Extracted material:
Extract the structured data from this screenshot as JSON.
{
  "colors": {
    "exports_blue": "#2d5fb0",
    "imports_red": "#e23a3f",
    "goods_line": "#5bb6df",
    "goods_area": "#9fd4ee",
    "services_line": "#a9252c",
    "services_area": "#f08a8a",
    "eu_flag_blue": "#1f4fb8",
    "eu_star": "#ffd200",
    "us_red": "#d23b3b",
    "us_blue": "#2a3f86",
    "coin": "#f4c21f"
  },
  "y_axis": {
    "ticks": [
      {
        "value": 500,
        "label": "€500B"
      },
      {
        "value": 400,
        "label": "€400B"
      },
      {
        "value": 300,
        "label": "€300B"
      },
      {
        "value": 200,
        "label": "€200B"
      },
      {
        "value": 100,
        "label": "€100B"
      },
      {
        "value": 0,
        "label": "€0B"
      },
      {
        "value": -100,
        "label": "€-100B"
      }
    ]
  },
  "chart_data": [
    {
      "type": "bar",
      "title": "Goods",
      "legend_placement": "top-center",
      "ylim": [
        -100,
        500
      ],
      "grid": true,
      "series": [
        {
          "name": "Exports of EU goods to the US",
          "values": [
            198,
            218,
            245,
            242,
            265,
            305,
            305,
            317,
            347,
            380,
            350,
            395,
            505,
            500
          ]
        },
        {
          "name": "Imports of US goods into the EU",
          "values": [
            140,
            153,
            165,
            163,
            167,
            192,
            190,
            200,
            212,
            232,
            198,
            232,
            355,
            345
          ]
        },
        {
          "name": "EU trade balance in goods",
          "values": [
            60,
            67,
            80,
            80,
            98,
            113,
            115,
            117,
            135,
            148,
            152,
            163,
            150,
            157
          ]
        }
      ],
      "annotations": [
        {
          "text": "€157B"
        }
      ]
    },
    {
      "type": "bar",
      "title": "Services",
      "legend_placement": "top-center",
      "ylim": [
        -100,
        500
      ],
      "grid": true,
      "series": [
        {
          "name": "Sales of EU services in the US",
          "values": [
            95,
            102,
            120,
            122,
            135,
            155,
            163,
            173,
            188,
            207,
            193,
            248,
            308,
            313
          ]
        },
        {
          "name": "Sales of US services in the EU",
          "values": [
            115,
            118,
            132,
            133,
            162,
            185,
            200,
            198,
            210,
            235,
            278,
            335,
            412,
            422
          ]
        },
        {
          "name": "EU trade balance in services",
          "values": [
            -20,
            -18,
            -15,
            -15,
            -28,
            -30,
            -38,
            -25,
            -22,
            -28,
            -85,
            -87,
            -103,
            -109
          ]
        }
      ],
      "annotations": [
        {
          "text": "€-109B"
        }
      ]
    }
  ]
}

Given problem: Copy the records above exactly.

Response to this exercise:
Extract the structured data from this screenshot as JSON.
{
  "colors": {
    "exports_blue": "#2d5fb0",
    "imports_red": "#e23a3f",
    "goods_line": "#5bb6df",
    "goods_area": "#9fd4ee",
    "services_line": "#a9252c",
    "services_area": "#f08a8a",
    "eu_flag_blue": "#1f4fb8",
    "eu_star": "#ffd200",
    "us_red": "#d23b3b",
    "us_blue": "#2a3f86",
    "coin": "#f4c21f"
  },
  "y_axis": {
    "ticks": [
      {
        "value": 500,
        "label": "€500B"
      },
      {
        "value": 400,
        "label": "€400B"
      },
      {
        "value": 300,
        "label": "€300B"
      },
      {
        "value": 200,
        "label": "€200B"
      },
      {
        "value": 100,
        "label": "€100B"
      },
      {
        "value": 0,
        "label": "€0B"
      },
      {
        "value": -100,
        "label": "€-100B"
      }
    ]
  },
  "chart_data": [
    {
      "type": "bar",
      "title": "Goods",
      "legend_placement": "top-center",
      "ylim": [
        -100,
        500
      ],
      "grid": true,
      "series": [
        {
          "name": "Exports of EU goods to the US",
          "values": [
            198,
            218,
            245,
            242,
            265,
            305,
            305,
            317,
            347,
            380,
            350,
            395,
            505,
            500
          ]
        },
        {
          "name": "Imports of US goods into the EU",
          "values": [
            140,
            153,
            165,
            163,
            167,
            192,
            190,
            200,
            212,
            232,
            198,
            232,
            355,
            345
          ]
        },
        {
          "name": "EU trade balance in goods",
          "values": [
            60,
            67,
            80,
            80,
            98,
            113,
            115,
            117,
            135,
            148,
            152,
            163,
            150,
            157
          ]
        }
      ],
      "annotations": [
        {
          "text": "€157B"
        }
      ]
    },
    {
      "type": "bar",
      "title": "Services",
      "legend_placement": "top-center",
      "ylim": [
        -100,
        500
      ],
      "grid": true,
      "series": [
        {
          "name": "Sales of EU services in the US",
          "values": [
            95,
            102,
            120,
            122,
            135,
            155,
            163,
            173,
            188,
            207,
            193,
            248,
            308,
            313
          ]
        },
        {
          "name": "Sales of US services in the EU",
          "values": [
            115,
            118,
            132,
            133,
            162,
            185,
            200,
            198,
            210,
            235,
            278,
            335,
            412,
            422
          ]
        },
        {
          "name": "EU trade balance in services",
          "values": [
            -20,
            -18,
            -15,
            -15,
            -28,
            -30,
            -38,
            -25,
            -22,
            -28,
            -85,
            -87,
            -103,
            -109
          ]
        }
      ],
      "annotations": [
        {
          "text": "€-109B"
        }
      ]
    }
  ]
}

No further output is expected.